• [Job]:
Reproduce the material word for word; the images stay out.

-- START OF Stored rows --

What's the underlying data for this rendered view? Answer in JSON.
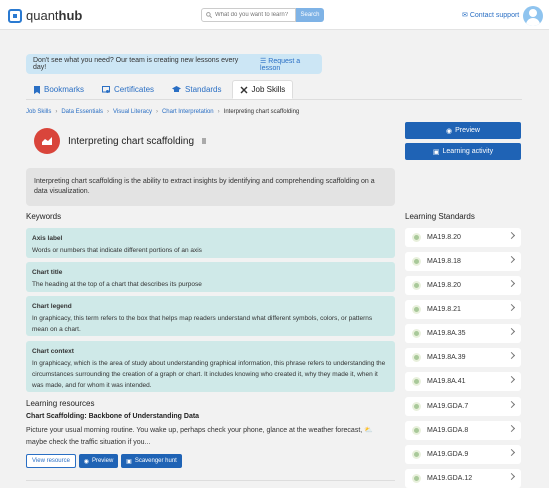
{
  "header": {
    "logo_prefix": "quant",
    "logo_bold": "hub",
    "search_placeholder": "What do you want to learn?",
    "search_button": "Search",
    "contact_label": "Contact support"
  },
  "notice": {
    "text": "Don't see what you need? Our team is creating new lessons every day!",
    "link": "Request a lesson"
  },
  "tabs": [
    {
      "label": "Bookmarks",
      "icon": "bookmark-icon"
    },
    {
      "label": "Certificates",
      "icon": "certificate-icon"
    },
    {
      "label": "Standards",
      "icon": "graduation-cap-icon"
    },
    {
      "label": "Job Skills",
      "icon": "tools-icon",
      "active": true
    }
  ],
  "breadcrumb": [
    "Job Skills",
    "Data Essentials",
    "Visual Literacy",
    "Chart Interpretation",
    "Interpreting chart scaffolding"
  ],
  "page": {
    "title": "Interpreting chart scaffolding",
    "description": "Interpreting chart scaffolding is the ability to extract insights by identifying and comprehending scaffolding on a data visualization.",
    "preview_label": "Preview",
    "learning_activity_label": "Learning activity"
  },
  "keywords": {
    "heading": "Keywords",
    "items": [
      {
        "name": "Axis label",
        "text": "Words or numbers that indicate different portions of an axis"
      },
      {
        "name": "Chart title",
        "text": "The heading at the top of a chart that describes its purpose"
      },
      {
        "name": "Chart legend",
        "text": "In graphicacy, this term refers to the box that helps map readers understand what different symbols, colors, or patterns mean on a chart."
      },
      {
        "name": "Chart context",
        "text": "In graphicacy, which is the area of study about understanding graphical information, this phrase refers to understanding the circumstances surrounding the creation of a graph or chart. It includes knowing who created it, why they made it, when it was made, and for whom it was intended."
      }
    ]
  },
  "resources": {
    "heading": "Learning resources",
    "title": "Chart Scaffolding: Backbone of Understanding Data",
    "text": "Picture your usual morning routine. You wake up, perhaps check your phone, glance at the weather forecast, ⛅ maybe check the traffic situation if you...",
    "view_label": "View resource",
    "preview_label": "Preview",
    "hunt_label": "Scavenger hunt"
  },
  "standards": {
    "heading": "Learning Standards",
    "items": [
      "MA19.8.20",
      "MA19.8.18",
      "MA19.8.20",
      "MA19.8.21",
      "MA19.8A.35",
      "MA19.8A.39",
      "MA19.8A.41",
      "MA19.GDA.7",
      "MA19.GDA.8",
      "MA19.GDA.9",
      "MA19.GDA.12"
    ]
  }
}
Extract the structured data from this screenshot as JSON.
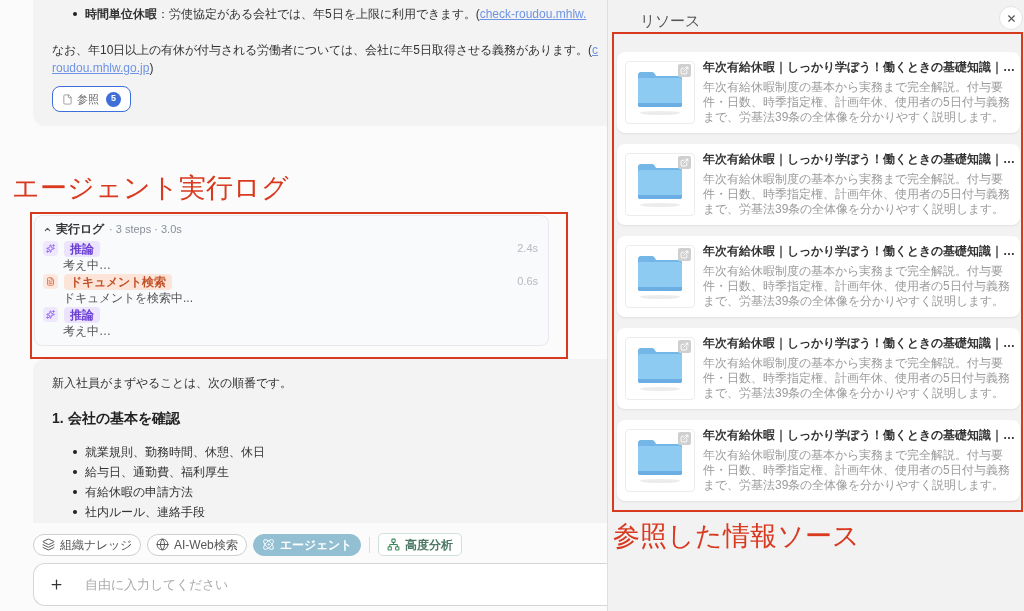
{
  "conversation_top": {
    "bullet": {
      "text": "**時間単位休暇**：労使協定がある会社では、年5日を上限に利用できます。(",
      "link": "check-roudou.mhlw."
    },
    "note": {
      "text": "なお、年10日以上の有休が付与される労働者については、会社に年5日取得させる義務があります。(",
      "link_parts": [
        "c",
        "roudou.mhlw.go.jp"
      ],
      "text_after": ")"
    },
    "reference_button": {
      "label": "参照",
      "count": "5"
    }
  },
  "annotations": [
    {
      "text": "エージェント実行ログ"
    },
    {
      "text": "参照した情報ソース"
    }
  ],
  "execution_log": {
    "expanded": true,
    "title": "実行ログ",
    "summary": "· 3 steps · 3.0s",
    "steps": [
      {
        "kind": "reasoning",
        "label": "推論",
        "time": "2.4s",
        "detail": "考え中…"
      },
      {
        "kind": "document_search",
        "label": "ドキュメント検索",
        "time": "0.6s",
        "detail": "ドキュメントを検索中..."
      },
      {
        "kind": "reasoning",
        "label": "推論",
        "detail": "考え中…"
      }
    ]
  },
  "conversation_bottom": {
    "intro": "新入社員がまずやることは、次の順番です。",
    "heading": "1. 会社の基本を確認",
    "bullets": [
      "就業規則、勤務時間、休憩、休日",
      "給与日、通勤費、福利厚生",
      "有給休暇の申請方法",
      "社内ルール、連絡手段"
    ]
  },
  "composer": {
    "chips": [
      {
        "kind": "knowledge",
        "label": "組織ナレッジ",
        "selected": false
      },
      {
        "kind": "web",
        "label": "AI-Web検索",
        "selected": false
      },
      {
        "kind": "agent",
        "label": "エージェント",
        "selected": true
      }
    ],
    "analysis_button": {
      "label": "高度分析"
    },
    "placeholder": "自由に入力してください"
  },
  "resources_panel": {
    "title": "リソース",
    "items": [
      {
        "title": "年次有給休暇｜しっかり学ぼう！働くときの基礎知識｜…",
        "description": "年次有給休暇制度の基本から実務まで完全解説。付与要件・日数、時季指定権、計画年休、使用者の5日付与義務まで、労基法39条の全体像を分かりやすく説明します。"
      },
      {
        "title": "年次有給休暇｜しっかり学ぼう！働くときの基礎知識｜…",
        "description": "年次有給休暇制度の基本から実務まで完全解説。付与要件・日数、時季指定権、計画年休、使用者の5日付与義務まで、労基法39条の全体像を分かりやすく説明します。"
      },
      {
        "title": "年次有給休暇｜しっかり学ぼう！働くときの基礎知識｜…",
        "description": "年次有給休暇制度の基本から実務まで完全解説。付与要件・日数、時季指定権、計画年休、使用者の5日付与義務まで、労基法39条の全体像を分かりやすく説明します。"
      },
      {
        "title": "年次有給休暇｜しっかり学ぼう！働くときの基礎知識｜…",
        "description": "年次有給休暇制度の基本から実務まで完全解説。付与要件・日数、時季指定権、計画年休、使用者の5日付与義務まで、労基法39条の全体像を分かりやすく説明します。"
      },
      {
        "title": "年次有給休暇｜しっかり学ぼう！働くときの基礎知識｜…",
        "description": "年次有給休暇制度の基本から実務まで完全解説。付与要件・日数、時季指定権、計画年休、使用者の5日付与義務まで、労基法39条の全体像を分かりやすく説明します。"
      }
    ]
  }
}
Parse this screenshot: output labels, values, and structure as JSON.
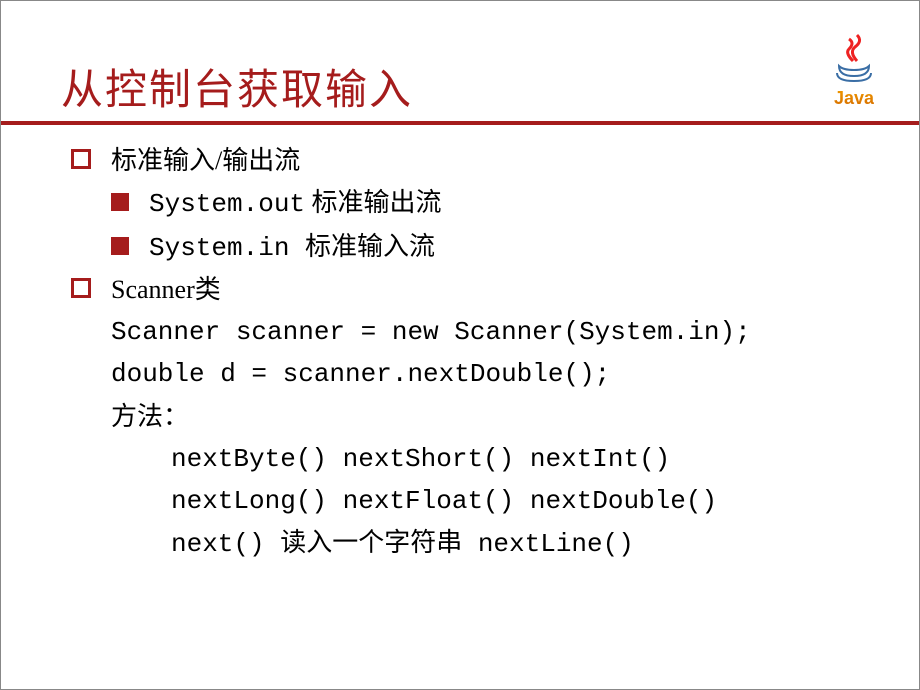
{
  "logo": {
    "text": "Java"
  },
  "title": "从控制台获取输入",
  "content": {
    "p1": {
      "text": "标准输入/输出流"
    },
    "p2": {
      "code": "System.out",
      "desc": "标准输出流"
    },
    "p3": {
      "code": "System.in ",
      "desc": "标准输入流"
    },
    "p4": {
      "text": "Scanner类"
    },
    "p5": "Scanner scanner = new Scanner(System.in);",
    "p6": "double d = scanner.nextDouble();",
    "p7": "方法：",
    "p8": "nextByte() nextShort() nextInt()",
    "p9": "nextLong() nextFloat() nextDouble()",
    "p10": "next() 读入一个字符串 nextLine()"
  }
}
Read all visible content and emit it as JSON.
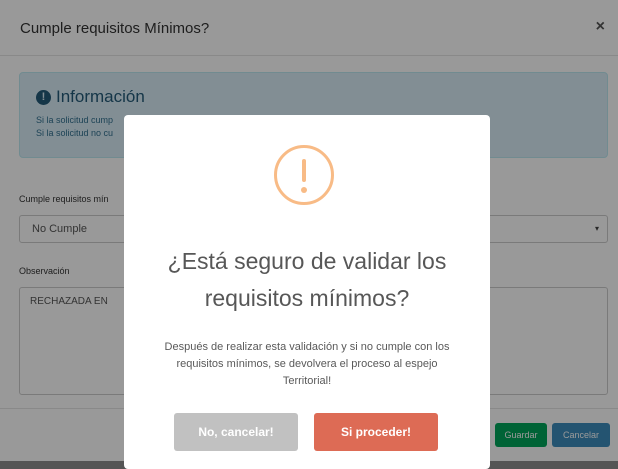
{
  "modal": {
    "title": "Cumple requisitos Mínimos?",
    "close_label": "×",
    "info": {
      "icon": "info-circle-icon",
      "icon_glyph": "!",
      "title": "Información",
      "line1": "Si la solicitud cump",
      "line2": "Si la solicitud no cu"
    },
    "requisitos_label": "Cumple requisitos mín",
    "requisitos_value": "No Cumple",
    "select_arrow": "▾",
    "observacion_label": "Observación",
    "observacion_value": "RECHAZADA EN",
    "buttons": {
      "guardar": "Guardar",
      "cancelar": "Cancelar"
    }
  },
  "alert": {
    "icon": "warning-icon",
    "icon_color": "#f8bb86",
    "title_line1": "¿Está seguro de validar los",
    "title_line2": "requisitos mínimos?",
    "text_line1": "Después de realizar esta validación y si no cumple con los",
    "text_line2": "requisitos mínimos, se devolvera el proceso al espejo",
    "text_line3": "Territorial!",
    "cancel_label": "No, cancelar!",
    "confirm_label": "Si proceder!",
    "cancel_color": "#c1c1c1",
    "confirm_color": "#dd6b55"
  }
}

-- END OF Stored rows --

• [Reply]:
What's the underlying data for this rendered view? Answer in JSON.
{
  "header": {
    "logo_prefix": "quant",
    "logo_bold": "hub",
    "search_placeholder": "What do you want to learn?",
    "search_button": "Search",
    "contact_label": "Contact support"
  },
  "notice": {
    "text": "Don't see what you need? Our team is creating new lessons every day!",
    "link": "Request a lesson"
  },
  "tabs": [
    {
      "label": "Bookmarks",
      "icon": "bookmark-icon"
    },
    {
      "label": "Certificates",
      "icon": "certificate-icon"
    },
    {
      "label": "Standards",
      "icon": "graduation-cap-icon"
    },
    {
      "label": "Job Skills",
      "icon": "tools-icon",
      "active": true
    }
  ],
  "breadcrumb": [
    "Job Skills",
    "Data Essentials",
    "Visual Literacy",
    "Chart Interpretation",
    "Interpreting chart scaffolding"
  ],
  "page": {
    "title": "Interpreting chart scaffolding",
    "description": "Interpreting chart scaffolding is the ability to extract insights by identifying and comprehending scaffolding on a data visualization.",
    "preview_label": "Preview",
    "learning_activity_label": "Learning activity"
  },
  "keywords": {
    "heading": "Keywords",
    "items": [
      {
        "name": "Axis label",
        "text": "Words or numbers that indicate different portions of an axis"
      },
      {
        "name": "Chart title",
        "text": "The heading at the top of a chart that describes its purpose"
      },
      {
        "name": "Chart legend",
        "text": "In graphicacy, this term refers to the box that helps map readers understand what different symbols, colors, or patterns mean on a chart."
      },
      {
        "name": "Chart context",
        "text": "In graphicacy, which is the area of study about understanding graphical information, this phrase refers to understanding the circumstances surrounding the creation of a graph or chart. It includes knowing who created it, why they made it, when it was made, and for whom it was intended."
      }
    ]
  },
  "resources": {
    "heading": "Learning resources",
    "title": "Chart Scaffolding: Backbone of Understanding Data",
    "text": "Picture your usual morning routine. You wake up, perhaps check your phone, glance at the weather forecast, ⛅ maybe check the traffic situation if you...",
    "view_label": "View resource",
    "preview_label": "Preview",
    "hunt_label": "Scavenger hunt"
  },
  "standards": {
    "heading": "Learning Standards",
    "items": [
      "MA19.8.20",
      "MA19.8.18",
      "MA19.8.20",
      "MA19.8.21",
      "MA19.8A.35",
      "MA19.8A.39",
      "MA19.8A.41",
      "MA19.GDA.7",
      "MA19.GDA.8",
      "MA19.GDA.9",
      "MA19.GDA.12"
    ]
  }
}
Extract the structured data from this screenshot as JSON.
{
  "conversation_top": {
    "bullet": {
      "text": "**時間単位休暇**：労使協定がある会社では、年5日を上限に利用できます。(",
      "link": "check-roudou.mhlw."
    },
    "note": {
      "text": "なお、年10日以上の有休が付与される労働者については、会社に年5日取得させる義務があります。(",
      "link_parts": [
        "c",
        "roudou.mhlw.go.jp"
      ],
      "text_after": ")"
    },
    "reference_button": {
      "label": "参照",
      "count": "5"
    }
  },
  "annotations": [
    {
      "text": "エージェント実行ログ"
    },
    {
      "text": "参照した情報ソース"
    }
  ],
  "execution_log": {
    "expanded": true,
    "title": "実行ログ",
    "summary": "· 3 steps · 3.0s",
    "steps": [
      {
        "kind": "reasoning",
        "label": "推論",
        "time": "2.4s",
        "detail": "考え中…"
      },
      {
        "kind": "document_search",
        "label": "ドキュメント検索",
        "time": "0.6s",
        "detail": "ドキュメントを検索中..."
      },
      {
        "kind": "reasoning",
        "label": "推論",
        "detail": "考え中…"
      }
    ]
  },
  "conversation_bottom": {
    "intro": "新入社員がまずやることは、次の順番です。",
    "heading": "1. 会社の基本を確認",
    "bullets": [
      "就業規則、勤務時間、休憩、休日",
      "給与日、通勤費、福利厚生",
      "有給休暇の申請方法",
      "社内ルール、連絡手段"
    ]
  },
  "composer": {
    "chips": [
      {
        "kind": "knowledge",
        "label": "組織ナレッジ",
        "selected": false
      },
      {
        "kind": "web",
        "label": "AI-Web検索",
        "selected": false
      },
      {
        "kind": "agent",
        "label": "エージェント",
        "selected": true
      }
    ],
    "analysis_button": {
      "label": "高度分析"
    },
    "placeholder": "自由に入力してください"
  },
  "resources_panel": {
    "title": "リソース",
    "items": [
      {
        "title": "年次有給休暇｜しっかり学ぼう！働くときの基礎知識｜…",
        "description": "年次有給休暇制度の基本から実務まで完全解説。付与要件・日数、時季指定権、計画年休、使用者の5日付与義務まで、労基法39条の全体像を分かりやすく説明します。"
      },
      {
        "title": "年次有給休暇｜しっかり学ぼう！働くときの基礎知識｜…",
        "description": "年次有給休暇制度の基本から実務まで完全解説。付与要件・日数、時季指定権、計画年休、使用者の5日付与義務まで、労基法39条の全体像を分かりやすく説明します。"
      },
      {
        "title": "年次有給休暇｜しっかり学ぼう！働くときの基礎知識｜…",
        "description": "年次有給休暇制度の基本から実務まで完全解説。付与要件・日数、時季指定権、計画年休、使用者の5日付与義務まで、労基法39条の全体像を分かりやすく説明します。"
      },
      {
        "title": "年次有給休暇｜しっかり学ぼう！働くときの基礎知識｜…",
        "description": "年次有給休暇制度の基本から実務まで完全解説。付与要件・日数、時季指定権、計画年休、使用者の5日付与義務まで、労基法39条の全体像を分かりやすく説明します。"
      },
      {
        "title": "年次有給休暇｜しっかり学ぼう！働くときの基礎知識｜…",
        "description": "年次有給休暇制度の基本から実務まで完全解説。付与要件・日数、時季指定権、計画年休、使用者の5日付与義務まで、労基法39条の全体像を分かりやすく説明します。"
      }
    ]
  }
}
Parse this screenshot: output labels, values, and structure as JSON.
{
  "logo": {
    "text": "Java"
  },
  "title": "从控制台获取输入",
  "content": {
    "p1": {
      "text": "标准输入/输出流"
    },
    "p2": {
      "code": "System.out",
      "desc": "标准输出流"
    },
    "p3": {
      "code": "System.in ",
      "desc": "标准输入流"
    },
    "p4": {
      "text": "Scanner类"
    },
    "p5": "Scanner scanner = new Scanner(System.in);",
    "p6": "double d = scanner.nextDouble();",
    "p7": "方法：",
    "p8": "nextByte() nextShort() nextInt()",
    "p9": "nextLong() nextFloat() nextDouble()",
    "p10": "next() 读入一个字符串 nextLine()"
  }
}
Read all visible content and emit it as JSON.
{
  "modal": {
    "title": "Cumple requisitos Mínimos?",
    "close_label": "×",
    "info": {
      "icon": "info-circle-icon",
      "icon_glyph": "!",
      "title": "Información",
      "line1": "Si la solicitud cump",
      "line2": "Si la solicitud no cu"
    },
    "requisitos_label": "Cumple requisitos mín",
    "requisitos_value": "No Cumple",
    "select_arrow": "▾",
    "observacion_label": "Observación",
    "observacion_value": "RECHAZADA EN",
    "buttons": {
      "guardar": "Guardar",
      "cancelar": "Cancelar"
    }
  },
  "alert": {
    "icon": "warning-icon",
    "icon_color": "#f8bb86",
    "title_line1": "¿Está seguro de validar los",
    "title_line2": "requisitos mínimos?",
    "text_line1": "Después de realizar esta validación y si no cumple con los",
    "text_line2": "requisitos mínimos, se devolvera el proceso al espejo",
    "text_line3": "Territorial!",
    "cancel_label": "No, cancelar!",
    "confirm_label": "Si proceder!",
    "cancel_color": "#c1c1c1",
    "confirm_color": "#dd6b55"
  }
}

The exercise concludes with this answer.